> Work required
Reproduce the records from the beginning through the line containing "document-title: 刘云山凡跑官要官买官卖官发现一起查处一起: [108, 146, 718, 181]", with that line included.

> Records to process
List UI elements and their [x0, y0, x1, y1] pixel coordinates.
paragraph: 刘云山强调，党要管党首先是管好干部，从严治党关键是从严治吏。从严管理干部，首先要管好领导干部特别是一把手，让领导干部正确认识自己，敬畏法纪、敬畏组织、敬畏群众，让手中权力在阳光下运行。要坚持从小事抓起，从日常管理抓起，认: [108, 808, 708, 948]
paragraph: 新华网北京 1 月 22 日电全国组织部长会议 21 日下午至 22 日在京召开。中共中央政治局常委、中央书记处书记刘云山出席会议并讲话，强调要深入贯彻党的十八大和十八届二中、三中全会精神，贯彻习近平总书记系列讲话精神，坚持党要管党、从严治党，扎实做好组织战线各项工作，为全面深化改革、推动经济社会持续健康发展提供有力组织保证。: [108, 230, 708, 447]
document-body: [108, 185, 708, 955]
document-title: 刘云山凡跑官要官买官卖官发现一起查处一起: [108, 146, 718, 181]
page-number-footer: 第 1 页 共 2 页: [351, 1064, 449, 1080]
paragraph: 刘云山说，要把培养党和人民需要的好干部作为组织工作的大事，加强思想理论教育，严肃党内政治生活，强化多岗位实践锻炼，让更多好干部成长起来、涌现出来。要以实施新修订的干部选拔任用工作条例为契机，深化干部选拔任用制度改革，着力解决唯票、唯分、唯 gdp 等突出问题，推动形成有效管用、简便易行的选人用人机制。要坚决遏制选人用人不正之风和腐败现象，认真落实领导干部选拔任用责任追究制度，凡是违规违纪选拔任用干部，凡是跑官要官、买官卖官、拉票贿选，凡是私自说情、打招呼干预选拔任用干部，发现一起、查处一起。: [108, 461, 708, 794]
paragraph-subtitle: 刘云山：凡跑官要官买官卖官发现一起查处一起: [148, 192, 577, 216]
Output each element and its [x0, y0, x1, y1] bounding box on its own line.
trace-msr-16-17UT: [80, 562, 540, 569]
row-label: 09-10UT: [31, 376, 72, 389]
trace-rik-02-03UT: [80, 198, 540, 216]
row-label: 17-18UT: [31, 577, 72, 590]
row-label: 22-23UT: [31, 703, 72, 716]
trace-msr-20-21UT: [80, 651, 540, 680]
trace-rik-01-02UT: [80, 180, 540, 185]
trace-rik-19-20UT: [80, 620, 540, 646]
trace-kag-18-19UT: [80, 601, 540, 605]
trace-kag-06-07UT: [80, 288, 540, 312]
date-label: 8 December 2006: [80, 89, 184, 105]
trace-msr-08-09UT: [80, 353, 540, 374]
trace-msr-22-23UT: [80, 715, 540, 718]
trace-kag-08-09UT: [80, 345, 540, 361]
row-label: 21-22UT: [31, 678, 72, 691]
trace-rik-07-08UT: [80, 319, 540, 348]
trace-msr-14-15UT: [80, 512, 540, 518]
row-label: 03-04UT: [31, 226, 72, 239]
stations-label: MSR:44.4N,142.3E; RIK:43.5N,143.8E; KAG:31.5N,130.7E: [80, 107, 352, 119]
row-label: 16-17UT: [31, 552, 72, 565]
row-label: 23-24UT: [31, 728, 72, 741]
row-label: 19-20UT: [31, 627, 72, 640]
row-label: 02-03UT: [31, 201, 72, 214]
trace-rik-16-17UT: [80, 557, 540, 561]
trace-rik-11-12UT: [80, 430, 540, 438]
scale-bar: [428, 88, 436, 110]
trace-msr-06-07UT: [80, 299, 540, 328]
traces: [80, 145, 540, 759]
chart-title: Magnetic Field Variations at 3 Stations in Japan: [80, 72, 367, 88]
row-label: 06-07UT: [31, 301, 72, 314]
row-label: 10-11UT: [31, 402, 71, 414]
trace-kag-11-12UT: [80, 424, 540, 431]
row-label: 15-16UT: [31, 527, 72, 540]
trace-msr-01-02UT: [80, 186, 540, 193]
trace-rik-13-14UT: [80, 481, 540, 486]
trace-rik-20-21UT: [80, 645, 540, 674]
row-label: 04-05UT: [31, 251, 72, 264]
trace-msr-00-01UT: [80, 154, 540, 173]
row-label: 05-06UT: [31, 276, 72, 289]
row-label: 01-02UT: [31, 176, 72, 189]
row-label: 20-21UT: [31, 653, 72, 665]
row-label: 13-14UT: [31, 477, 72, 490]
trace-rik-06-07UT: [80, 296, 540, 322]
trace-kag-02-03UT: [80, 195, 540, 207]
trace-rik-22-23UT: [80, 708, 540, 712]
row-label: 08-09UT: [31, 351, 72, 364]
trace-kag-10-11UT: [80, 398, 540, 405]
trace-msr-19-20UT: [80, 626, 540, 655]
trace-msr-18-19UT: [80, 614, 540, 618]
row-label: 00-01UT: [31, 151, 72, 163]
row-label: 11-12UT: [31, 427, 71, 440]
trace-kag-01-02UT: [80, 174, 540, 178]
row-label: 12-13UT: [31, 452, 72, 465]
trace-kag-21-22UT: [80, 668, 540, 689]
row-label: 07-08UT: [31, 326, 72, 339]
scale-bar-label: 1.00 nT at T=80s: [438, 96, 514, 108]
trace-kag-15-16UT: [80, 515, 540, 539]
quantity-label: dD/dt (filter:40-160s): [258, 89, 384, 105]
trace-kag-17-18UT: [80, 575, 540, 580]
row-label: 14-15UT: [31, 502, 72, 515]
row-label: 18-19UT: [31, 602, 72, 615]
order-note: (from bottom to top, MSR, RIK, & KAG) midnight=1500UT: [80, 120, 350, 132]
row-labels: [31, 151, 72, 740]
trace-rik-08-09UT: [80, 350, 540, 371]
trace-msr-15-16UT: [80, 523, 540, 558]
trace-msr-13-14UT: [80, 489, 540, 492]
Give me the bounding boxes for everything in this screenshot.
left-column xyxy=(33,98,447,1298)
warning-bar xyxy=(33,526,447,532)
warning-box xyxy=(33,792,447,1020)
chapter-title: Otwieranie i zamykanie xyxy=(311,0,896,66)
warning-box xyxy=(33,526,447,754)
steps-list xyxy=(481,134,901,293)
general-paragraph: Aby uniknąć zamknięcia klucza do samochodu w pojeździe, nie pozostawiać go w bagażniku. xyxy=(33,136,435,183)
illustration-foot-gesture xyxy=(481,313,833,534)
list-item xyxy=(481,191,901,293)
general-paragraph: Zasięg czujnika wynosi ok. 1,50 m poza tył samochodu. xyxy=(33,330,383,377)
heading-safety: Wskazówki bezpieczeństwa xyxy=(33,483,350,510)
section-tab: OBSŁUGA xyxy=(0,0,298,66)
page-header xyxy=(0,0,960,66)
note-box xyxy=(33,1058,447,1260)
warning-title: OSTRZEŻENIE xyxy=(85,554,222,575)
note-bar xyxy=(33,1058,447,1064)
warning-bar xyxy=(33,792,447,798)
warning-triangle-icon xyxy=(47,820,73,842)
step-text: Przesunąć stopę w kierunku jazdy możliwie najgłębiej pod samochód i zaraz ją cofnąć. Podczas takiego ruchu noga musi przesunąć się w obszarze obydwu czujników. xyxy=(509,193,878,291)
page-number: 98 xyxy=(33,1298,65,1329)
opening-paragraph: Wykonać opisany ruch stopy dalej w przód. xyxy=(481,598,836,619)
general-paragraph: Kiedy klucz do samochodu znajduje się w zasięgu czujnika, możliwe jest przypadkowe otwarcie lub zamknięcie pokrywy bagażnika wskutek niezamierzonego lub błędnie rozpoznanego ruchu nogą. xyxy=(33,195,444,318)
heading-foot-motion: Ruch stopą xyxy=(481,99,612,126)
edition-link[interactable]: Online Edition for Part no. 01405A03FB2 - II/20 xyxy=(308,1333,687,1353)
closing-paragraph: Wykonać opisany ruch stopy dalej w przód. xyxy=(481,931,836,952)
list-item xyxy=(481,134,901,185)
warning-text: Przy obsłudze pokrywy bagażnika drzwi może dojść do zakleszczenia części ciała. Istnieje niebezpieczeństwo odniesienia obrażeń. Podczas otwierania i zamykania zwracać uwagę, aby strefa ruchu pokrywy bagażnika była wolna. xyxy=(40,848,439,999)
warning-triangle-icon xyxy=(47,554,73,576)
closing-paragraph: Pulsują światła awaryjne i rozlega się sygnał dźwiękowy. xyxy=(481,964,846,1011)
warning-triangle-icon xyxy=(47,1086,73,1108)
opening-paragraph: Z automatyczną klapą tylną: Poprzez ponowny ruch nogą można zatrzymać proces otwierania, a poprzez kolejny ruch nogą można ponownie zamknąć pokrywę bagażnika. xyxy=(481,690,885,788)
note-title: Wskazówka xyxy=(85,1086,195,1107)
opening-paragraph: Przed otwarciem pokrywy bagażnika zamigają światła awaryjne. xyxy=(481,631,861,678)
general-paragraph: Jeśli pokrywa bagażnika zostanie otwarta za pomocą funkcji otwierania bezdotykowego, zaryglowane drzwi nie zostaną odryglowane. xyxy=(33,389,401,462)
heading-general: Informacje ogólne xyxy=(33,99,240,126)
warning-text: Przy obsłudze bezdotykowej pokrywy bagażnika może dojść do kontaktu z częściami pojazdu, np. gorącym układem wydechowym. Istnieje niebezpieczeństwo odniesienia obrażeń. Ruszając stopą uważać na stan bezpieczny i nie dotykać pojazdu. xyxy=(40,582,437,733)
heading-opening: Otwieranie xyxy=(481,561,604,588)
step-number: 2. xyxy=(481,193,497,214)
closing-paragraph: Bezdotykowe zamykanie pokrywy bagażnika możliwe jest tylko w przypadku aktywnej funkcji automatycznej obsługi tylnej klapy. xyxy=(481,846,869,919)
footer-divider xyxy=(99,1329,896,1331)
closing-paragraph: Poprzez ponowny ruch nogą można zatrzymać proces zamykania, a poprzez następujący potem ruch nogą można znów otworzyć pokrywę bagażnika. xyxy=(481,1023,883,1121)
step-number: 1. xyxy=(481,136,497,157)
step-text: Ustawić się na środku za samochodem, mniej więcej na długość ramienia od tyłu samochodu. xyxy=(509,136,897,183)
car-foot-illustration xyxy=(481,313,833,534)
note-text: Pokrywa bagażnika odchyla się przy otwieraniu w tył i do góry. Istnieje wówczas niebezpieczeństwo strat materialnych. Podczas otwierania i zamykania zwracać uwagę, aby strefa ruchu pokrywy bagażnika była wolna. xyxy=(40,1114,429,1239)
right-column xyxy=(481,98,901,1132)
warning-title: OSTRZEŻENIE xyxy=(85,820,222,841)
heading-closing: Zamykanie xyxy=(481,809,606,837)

> Answer for this exercise
List UI elements and their [x0, y0, x1, y1] pixel coordinates.
paragraph: 刘云山强调，党要管党首先是管好干部，从严治党关键是从严治吏。从严管理干部，首先要管好领导干部特别是一把手，让领导干部正确认识自己，敬畏法纪、敬畏组织、敬畏群众，让手中权力在阳光下运行。要坚持从小事抓起，从日常管理抓起，认: [108, 808, 708, 948]
paragraph: 新华网北京 1 月 22 日电全国组织部长会议 21 日下午至 22 日在京召开。中共中央政治局常委、中央书记处书记刘云山出席会议并讲话，强调要深入贯彻党的十八大和十八届二中、三中全会精神，贯彻习近平总书记系列讲话精神，坚持党要管党、从严治党，扎实做好组织战线各项工作，为全面深化改革、推动经济社会持续健康发展提供有力组织保证。: [108, 230, 708, 447]
document-body: [108, 185, 708, 955]
document-title: 刘云山凡跑官要官买官卖官发现一起查处一起: [108, 146, 718, 181]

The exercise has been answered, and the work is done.